= STORED ROWS =
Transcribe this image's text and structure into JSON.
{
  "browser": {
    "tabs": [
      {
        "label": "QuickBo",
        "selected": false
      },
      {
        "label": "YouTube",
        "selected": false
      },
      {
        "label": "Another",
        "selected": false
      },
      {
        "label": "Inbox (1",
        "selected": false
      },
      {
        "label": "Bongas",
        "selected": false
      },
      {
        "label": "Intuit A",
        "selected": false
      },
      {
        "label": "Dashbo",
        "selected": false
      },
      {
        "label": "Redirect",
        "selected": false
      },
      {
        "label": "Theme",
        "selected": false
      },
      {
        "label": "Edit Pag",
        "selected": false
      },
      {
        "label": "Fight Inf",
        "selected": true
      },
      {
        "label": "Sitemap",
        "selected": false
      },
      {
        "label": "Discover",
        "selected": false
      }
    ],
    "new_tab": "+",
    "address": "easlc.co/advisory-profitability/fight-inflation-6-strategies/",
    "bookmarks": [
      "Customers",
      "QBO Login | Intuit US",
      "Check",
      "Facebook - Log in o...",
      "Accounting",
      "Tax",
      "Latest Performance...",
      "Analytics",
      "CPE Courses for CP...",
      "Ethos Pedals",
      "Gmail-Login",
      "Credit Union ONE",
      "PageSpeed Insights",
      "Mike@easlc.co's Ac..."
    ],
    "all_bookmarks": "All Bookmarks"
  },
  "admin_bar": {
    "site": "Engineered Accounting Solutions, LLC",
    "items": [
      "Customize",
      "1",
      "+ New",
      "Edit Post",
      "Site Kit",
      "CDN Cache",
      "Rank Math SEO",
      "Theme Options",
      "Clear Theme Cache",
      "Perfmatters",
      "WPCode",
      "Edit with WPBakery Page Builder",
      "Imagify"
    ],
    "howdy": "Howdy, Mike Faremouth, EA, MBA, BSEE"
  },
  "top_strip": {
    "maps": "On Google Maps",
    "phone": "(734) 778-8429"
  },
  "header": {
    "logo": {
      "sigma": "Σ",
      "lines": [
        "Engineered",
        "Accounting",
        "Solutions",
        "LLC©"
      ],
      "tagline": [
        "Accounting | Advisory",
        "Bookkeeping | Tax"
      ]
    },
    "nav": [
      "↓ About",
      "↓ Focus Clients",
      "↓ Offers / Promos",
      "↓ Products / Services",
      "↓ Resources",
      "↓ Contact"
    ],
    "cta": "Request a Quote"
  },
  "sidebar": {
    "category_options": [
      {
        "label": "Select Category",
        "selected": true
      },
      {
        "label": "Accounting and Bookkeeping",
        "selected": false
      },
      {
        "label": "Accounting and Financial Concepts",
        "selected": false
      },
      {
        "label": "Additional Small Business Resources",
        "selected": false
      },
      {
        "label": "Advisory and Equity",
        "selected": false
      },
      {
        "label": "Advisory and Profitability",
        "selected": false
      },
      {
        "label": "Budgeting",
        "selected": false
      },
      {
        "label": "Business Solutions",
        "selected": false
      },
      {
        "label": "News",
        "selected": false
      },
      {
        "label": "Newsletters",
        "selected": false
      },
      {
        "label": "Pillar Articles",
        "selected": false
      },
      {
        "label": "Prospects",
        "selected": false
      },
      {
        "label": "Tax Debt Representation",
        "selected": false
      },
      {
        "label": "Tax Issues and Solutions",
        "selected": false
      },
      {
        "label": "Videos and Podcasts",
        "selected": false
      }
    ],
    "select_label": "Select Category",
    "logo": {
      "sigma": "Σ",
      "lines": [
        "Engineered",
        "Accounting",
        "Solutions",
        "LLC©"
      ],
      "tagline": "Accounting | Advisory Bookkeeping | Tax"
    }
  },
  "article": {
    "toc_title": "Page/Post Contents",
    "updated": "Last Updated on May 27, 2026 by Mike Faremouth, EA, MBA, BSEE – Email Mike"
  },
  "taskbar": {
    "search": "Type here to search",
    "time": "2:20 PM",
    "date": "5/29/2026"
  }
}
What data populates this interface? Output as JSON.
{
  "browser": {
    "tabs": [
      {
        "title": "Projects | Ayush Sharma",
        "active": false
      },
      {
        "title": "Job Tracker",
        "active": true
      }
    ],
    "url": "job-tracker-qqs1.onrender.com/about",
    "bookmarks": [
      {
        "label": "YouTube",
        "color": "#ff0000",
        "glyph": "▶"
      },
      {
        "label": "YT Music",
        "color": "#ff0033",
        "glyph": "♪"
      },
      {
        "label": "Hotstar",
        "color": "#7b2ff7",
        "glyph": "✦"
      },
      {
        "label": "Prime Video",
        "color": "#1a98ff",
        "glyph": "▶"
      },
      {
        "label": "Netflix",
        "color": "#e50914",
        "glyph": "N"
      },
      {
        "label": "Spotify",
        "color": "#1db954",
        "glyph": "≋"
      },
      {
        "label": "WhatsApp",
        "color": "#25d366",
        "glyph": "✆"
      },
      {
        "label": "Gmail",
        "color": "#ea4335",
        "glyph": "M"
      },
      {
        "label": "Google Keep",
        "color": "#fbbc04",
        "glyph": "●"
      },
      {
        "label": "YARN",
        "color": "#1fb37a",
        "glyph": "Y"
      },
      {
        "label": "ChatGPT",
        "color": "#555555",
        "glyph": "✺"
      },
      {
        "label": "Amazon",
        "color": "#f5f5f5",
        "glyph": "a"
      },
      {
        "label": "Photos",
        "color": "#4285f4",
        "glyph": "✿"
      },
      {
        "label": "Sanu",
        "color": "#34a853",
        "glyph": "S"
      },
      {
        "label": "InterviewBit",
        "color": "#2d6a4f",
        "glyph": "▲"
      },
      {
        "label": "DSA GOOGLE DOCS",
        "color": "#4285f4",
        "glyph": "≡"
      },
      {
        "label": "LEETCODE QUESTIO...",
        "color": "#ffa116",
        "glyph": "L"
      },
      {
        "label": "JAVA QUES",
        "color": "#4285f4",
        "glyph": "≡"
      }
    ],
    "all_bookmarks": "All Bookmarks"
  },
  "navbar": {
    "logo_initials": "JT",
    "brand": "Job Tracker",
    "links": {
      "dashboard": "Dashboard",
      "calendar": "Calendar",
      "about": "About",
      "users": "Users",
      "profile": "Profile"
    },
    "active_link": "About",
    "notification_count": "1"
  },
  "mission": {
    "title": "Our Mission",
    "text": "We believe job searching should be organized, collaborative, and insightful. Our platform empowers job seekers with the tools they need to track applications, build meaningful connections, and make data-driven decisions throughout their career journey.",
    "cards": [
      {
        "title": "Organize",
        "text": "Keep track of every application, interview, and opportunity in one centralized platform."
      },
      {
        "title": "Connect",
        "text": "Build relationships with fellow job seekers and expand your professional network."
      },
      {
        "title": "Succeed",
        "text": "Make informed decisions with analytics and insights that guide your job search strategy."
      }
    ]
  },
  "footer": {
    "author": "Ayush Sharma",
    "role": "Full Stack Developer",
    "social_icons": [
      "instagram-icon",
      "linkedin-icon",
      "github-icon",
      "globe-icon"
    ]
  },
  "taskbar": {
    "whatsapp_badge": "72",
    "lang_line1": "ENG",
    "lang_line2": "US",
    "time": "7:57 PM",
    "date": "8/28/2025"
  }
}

= PROBLEM DETAILS =
List every line above containing the word "seekers".

= WRITTEN RESPONSE =
    "text": "We believe job searching should be organized, collaborative, and insightful. Our platform empowers job seekers with the tools they need to track applications, build meaningful connections, and make data-driven decisions throughout their career journey.",
        "text": "Build relationships with fellow job seekers and expand your professional network."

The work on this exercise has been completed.